-- START OF Given entries --

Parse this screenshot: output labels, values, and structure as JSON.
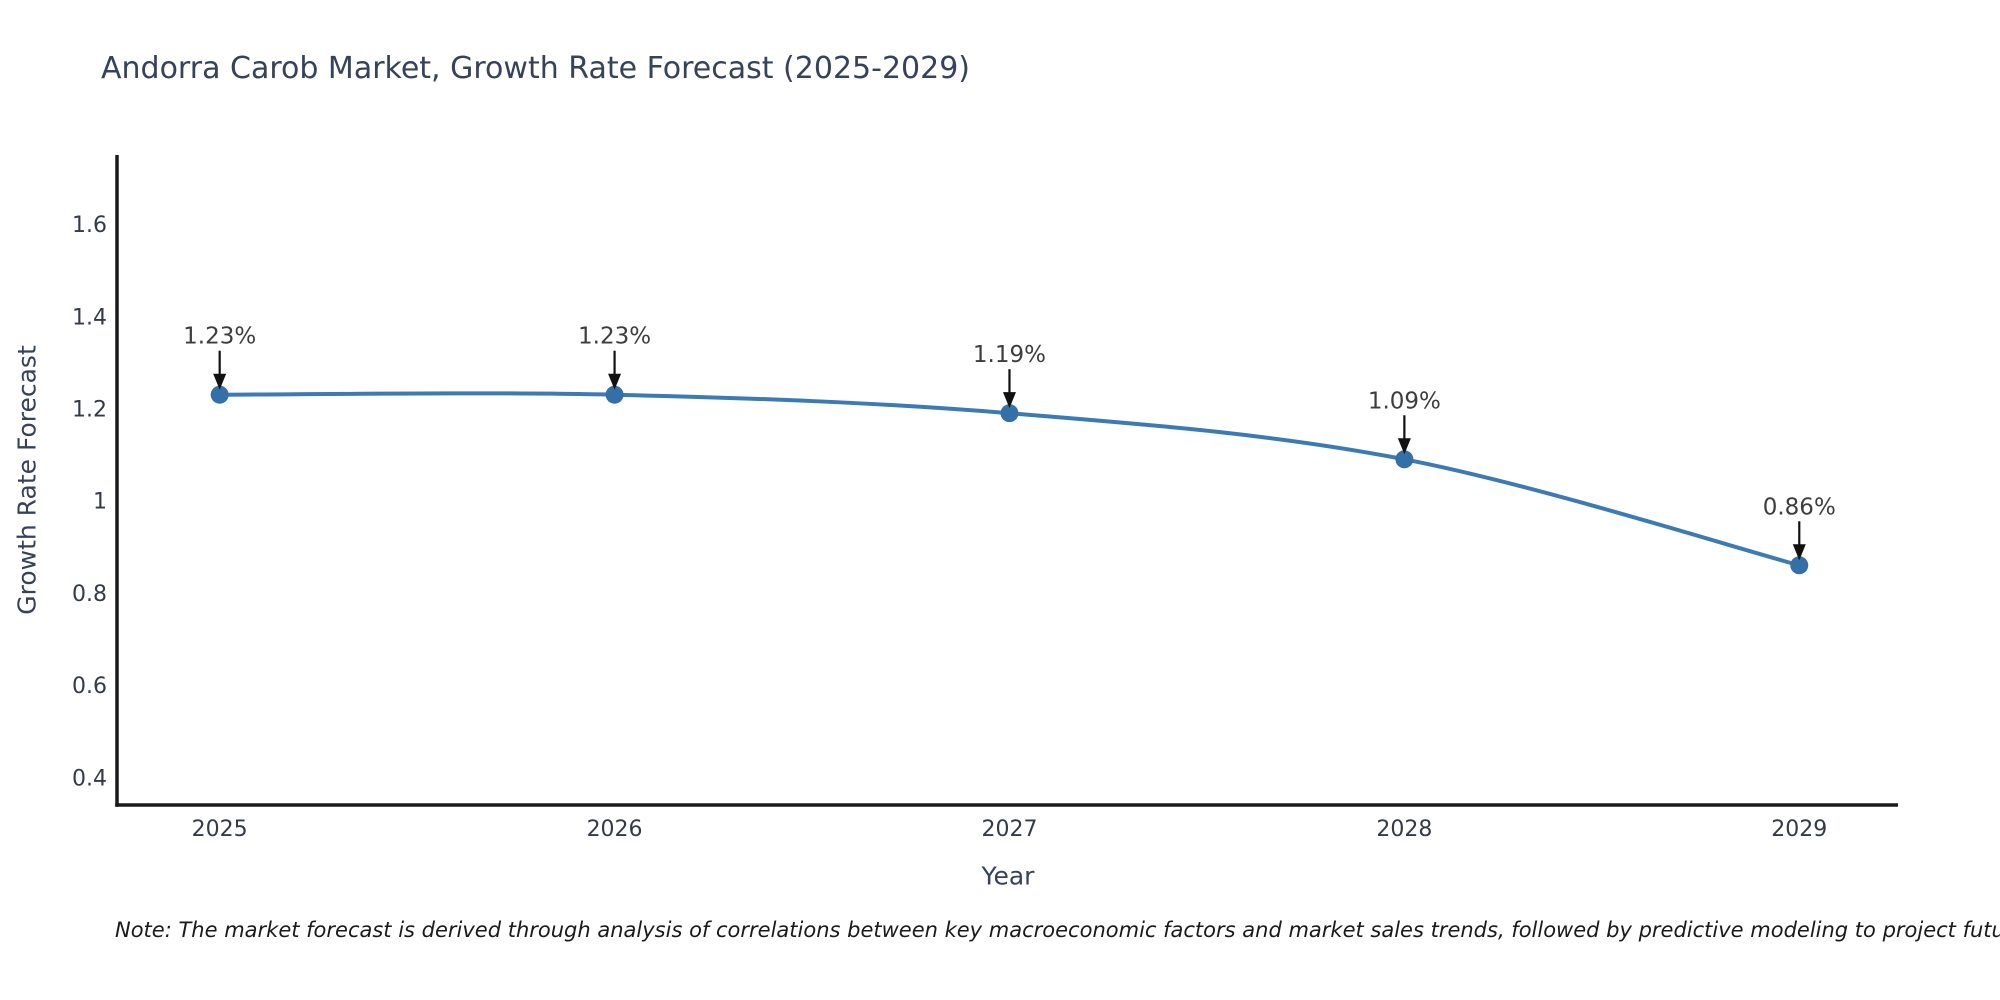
{
  "chart_data": {
    "type": "line",
    "title": "Andorra Carob Market, Growth Rate Forecast (2025-2029)",
    "xlabel": "Year",
    "ylabel": "Growth Rate Forecast",
    "x": [
      2025,
      2026,
      2027,
      2028,
      2029
    ],
    "y": [
      1.23,
      1.23,
      1.19,
      1.09,
      0.86
    ],
    "point_labels": [
      "1.23%",
      "1.23%",
      "1.19%",
      "1.09%",
      "0.86%"
    ],
    "xticks": [
      2025,
      2026,
      2027,
      2028,
      2029
    ],
    "xtick_labels": [
      "2025",
      "2026",
      "2027",
      "2028",
      "2029"
    ],
    "yticks": [
      0.4,
      0.6,
      0.8,
      1.0,
      1.2,
      1.4,
      1.6
    ],
    "ytick_labels": [
      "0.4",
      "0.6",
      "0.8",
      "1",
      "1.2",
      "1.4",
      "1.6"
    ],
    "xlim": [
      2024.74,
      2029.25
    ],
    "ylim": [
      0.34,
      1.75
    ],
    "grid": false,
    "legend": null,
    "smooth": true,
    "line_color": "#3c7ab6",
    "marker_color": "#356fa8",
    "axis_color": "#1a1a1a",
    "tick_color": "#333a48",
    "label_color": "#36415c",
    "annotation_color": "#3d3d3d",
    "arrow_color": "#111111"
  },
  "note": {
    "text": "Note: The market forecast is derived through analysis of correlations between key macroeconomic factors and market sales trends, followed by predictive modeling to project future sales"
  }
}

-- END OF Given entries --

Pictures appear in the records above. Output everything except them, exactly.

**Completed task**
Parse this screenshot: output labels, values, and structure as JSON.
{
  "chart_data": {
    "type": "line",
    "title": "Andorra Carob Market, Growth Rate Forecast (2025-2029)",
    "xlabel": "Year",
    "ylabel": "Growth Rate Forecast",
    "x": [
      2025,
      2026,
      2027,
      2028,
      2029
    ],
    "y": [
      1.23,
      1.23,
      1.19,
      1.09,
      0.86
    ],
    "point_labels": [
      "1.23%",
      "1.23%",
      "1.19%",
      "1.09%",
      "0.86%"
    ],
    "xticks": [
      2025,
      2026,
      2027,
      2028,
      2029
    ],
    "xtick_labels": [
      "2025",
      "2026",
      "2027",
      "2028",
      "2029"
    ],
    "yticks": [
      0.4,
      0.6,
      0.8,
      1.0,
      1.2,
      1.4,
      1.6
    ],
    "ytick_labels": [
      "0.4",
      "0.6",
      "0.8",
      "1",
      "1.2",
      "1.4",
      "1.6"
    ],
    "xlim": [
      2024.74,
      2029.25
    ],
    "ylim": [
      0.34,
      1.75
    ],
    "grid": false,
    "legend": null,
    "smooth": true,
    "line_color": "#3c7ab6",
    "marker_color": "#356fa8",
    "axis_color": "#1a1a1a",
    "tick_color": "#333a48",
    "label_color": "#36415c",
    "annotation_color": "#3d3d3d",
    "arrow_color": "#111111"
  },
  "note": {
    "text": "Note: The market forecast is derived through analysis of correlations between key macroeconomic factors and market sales trends, followed by predictive modeling to project future sales"
  }
}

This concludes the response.